__INPUT__
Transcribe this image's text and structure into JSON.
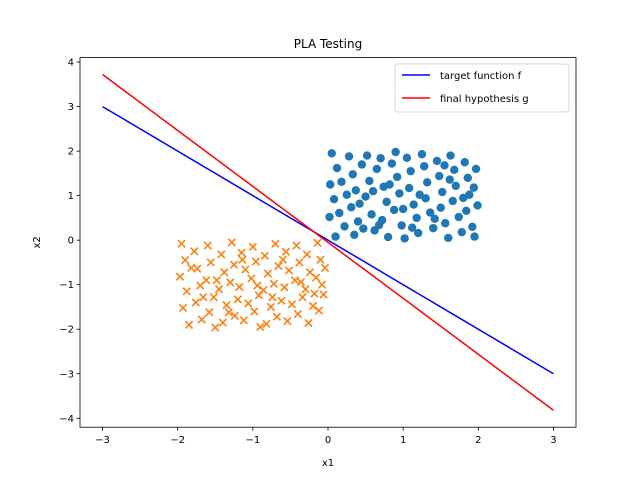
{
  "chart_data": {
    "type": "scatter",
    "title": "PLA Testing",
    "xlabel": "x1",
    "ylabel": "x2",
    "xlim": [
      -3.3,
      3.3
    ],
    "ylim": [
      -4.2,
      4.1
    ],
    "grid": false,
    "legend_position": "top-right",
    "x_ticks": [
      -3,
      -2,
      -1,
      0,
      1,
      2,
      3
    ],
    "y_ticks": [
      -4,
      -3,
      -2,
      -1,
      0,
      1,
      2,
      3,
      4
    ],
    "lines": [
      {
        "name": "target function f",
        "color": "#0000ff",
        "x": [
          -3,
          3
        ],
        "y": [
          3,
          -3
        ]
      },
      {
        "name": "final hypothesis g",
        "color": "#ff0000",
        "x": [
          -3,
          3
        ],
        "y": [
          3.72,
          -3.82
        ]
      }
    ],
    "scatter_series": [
      {
        "marker": "circle",
        "color": "#1f77b4",
        "region": {
          "x": [
            0,
            2
          ],
          "y": [
            0,
            2
          ]
        },
        "points": [
          [
            0.05,
            1.95
          ],
          [
            0.12,
            1.62
          ],
          [
            0.18,
            1.31
          ],
          [
            0.08,
            0.92
          ],
          [
            0.15,
            0.61
          ],
          [
            0.22,
            0.31
          ],
          [
            0.1,
            0.08
          ],
          [
            0.28,
            1.88
          ],
          [
            0.33,
            1.48
          ],
          [
            0.37,
            1.12
          ],
          [
            0.31,
            0.74
          ],
          [
            0.4,
            0.42
          ],
          [
            0.35,
            0.12
          ],
          [
            0.45,
            1.7
          ],
          [
            0.52,
            1.9
          ],
          [
            0.55,
            1.33
          ],
          [
            0.5,
            0.98
          ],
          [
            0.58,
            0.58
          ],
          [
            0.62,
            0.22
          ],
          [
            0.65,
            1.6
          ],
          [
            0.7,
            1.84
          ],
          [
            0.74,
            1.2
          ],
          [
            0.78,
            0.86
          ],
          [
            0.72,
            0.45
          ],
          [
            0.8,
            0.07
          ],
          [
            0.85,
            1.72
          ],
          [
            0.9,
            1.98
          ],
          [
            0.92,
            1.42
          ],
          [
            0.95,
            1.05
          ],
          [
            0.88,
            0.68
          ],
          [
            0.98,
            0.33
          ],
          [
            1.02,
            0.04
          ],
          [
            1.05,
            1.85
          ],
          [
            1.1,
            1.55
          ],
          [
            1.08,
            1.17
          ],
          [
            1.14,
            0.8
          ],
          [
            1.18,
            0.5
          ],
          [
            1.2,
            0.16
          ],
          [
            1.25,
            1.93
          ],
          [
            1.28,
            1.66
          ],
          [
            1.32,
            1.3
          ],
          [
            1.3,
            0.94
          ],
          [
            1.36,
            0.62
          ],
          [
            1.4,
            0.27
          ],
          [
            1.45,
            1.78
          ],
          [
            1.48,
            1.44
          ],
          [
            1.52,
            1.08
          ],
          [
            1.5,
            0.73
          ],
          [
            1.56,
            0.38
          ],
          [
            1.6,
            0.05
          ],
          [
            1.63,
            1.9
          ],
          [
            1.68,
            1.58
          ],
          [
            1.7,
            1.22
          ],
          [
            1.66,
            0.88
          ],
          [
            1.74,
            0.52
          ],
          [
            1.78,
            0.18
          ],
          [
            1.82,
            1.75
          ],
          [
            1.86,
            1.4
          ],
          [
            1.88,
            1.02
          ],
          [
            1.84,
            0.66
          ],
          [
            1.92,
            0.3
          ],
          [
            1.95,
            0.08
          ],
          [
            1.97,
            1.6
          ],
          [
            1.94,
            1.18
          ],
          [
            1.99,
            0.78
          ],
          [
            0.03,
            1.25
          ],
          [
            0.02,
            0.52
          ],
          [
            0.25,
            1.02
          ],
          [
            0.42,
            0.82
          ],
          [
            0.6,
            1.1
          ],
          [
            0.82,
            1.25
          ],
          [
            1.0,
            0.7
          ],
          [
            1.22,
            1.02
          ],
          [
            1.42,
            0.48
          ],
          [
            1.62,
            1.36
          ],
          [
            1.8,
            0.95
          ],
          [
            0.47,
            0.26
          ],
          [
            0.68,
            0.34
          ],
          [
            1.12,
            0.28
          ],
          [
            1.55,
            1.68
          ]
        ]
      },
      {
        "marker": "x",
        "color": "#ff7f0e",
        "region": {
          "x": [
            -2,
            0
          ],
          "y": [
            -2,
            0
          ]
        },
        "points": [
          [
            -1.95,
            -0.08
          ],
          [
            -1.9,
            -0.45
          ],
          [
            -1.97,
            -0.82
          ],
          [
            -1.88,
            -1.15
          ],
          [
            -1.93,
            -1.52
          ],
          [
            -1.85,
            -1.9
          ],
          [
            -1.78,
            -0.25
          ],
          [
            -1.74,
            -0.64
          ],
          [
            -1.7,
            -1.02
          ],
          [
            -1.76,
            -1.4
          ],
          [
            -1.68,
            -1.78
          ],
          [
            -1.6,
            -0.12
          ],
          [
            -1.56,
            -0.5
          ],
          [
            -1.62,
            -0.9
          ],
          [
            -1.52,
            -1.28
          ],
          [
            -1.58,
            -1.62
          ],
          [
            -1.5,
            -1.96
          ],
          [
            -1.42,
            -0.32
          ],
          [
            -1.38,
            -0.72
          ],
          [
            -1.45,
            -1.1
          ],
          [
            -1.35,
            -1.46
          ],
          [
            -1.4,
            -1.85
          ],
          [
            -1.28,
            -0.05
          ],
          [
            -1.25,
            -0.55
          ],
          [
            -1.3,
            -0.95
          ],
          [
            -1.2,
            -1.33
          ],
          [
            -1.24,
            -1.7
          ],
          [
            -1.15,
            -0.28
          ],
          [
            -1.1,
            -0.66
          ],
          [
            -1.18,
            -1.05
          ],
          [
            -1.06,
            -1.42
          ],
          [
            -1.12,
            -1.8
          ],
          [
            -1.0,
            -0.15
          ],
          [
            -0.96,
            -0.48
          ],
          [
            -1.02,
            -0.86
          ],
          [
            -0.92,
            -1.24
          ],
          [
            -0.98,
            -1.6
          ],
          [
            -0.9,
            -1.95
          ],
          [
            -0.84,
            -0.35
          ],
          [
            -0.8,
            -0.75
          ],
          [
            -0.86,
            -1.12
          ],
          [
            -0.76,
            -1.5
          ],
          [
            -0.82,
            -1.88
          ],
          [
            -0.7,
            -0.08
          ],
          [
            -0.66,
            -0.58
          ],
          [
            -0.72,
            -0.98
          ],
          [
            -0.62,
            -1.36
          ],
          [
            -0.68,
            -1.72
          ],
          [
            -0.56,
            -0.26
          ],
          [
            -0.52,
            -0.68
          ],
          [
            -0.58,
            -1.06
          ],
          [
            -0.48,
            -1.44
          ],
          [
            -0.54,
            -1.82
          ],
          [
            -0.42,
            -0.12
          ],
          [
            -0.38,
            -0.5
          ],
          [
            -0.44,
            -0.9
          ],
          [
            -0.34,
            -1.28
          ],
          [
            -0.4,
            -1.66
          ],
          [
            -0.28,
            -0.32
          ],
          [
            -0.24,
            -0.72
          ],
          [
            -0.3,
            -1.1
          ],
          [
            -0.2,
            -1.48
          ],
          [
            -0.26,
            -1.86
          ],
          [
            -0.14,
            -0.06
          ],
          [
            -0.1,
            -0.44
          ],
          [
            -0.16,
            -0.84
          ],
          [
            -0.06,
            -1.22
          ],
          [
            -0.12,
            -1.58
          ],
          [
            -0.04,
            -0.62
          ],
          [
            -0.08,
            -1.0
          ],
          [
            -1.82,
            -0.62
          ],
          [
            -1.66,
            -1.28
          ],
          [
            -1.48,
            -0.9
          ],
          [
            -1.32,
            -1.62
          ],
          [
            -1.14,
            -0.44
          ],
          [
            -0.94,
            -1.02
          ],
          [
            -0.74,
            -1.28
          ],
          [
            -0.6,
            -0.44
          ],
          [
            -0.36,
            -0.94
          ],
          [
            -0.18,
            -1.2
          ]
        ]
      }
    ]
  }
}
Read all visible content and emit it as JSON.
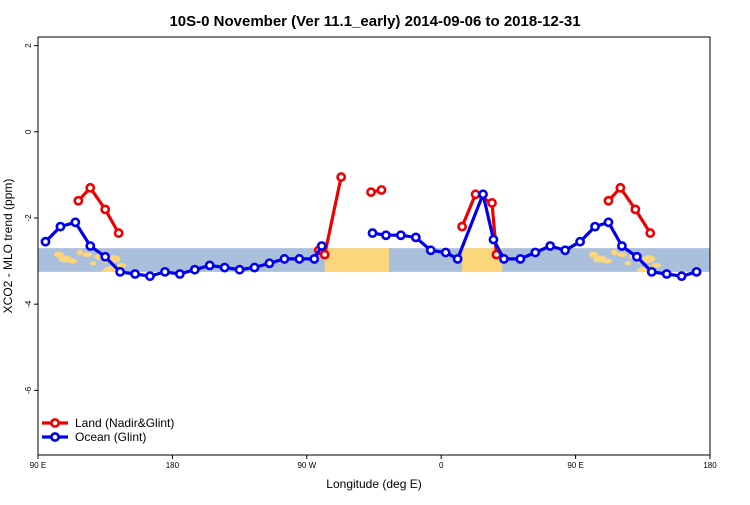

__AIM__
Pull out each line of the records holding the string "JSON".

__THE RESPONSE__
Transcribe this image's text and structure into JSON.
Read all visible content and emit it as JSON.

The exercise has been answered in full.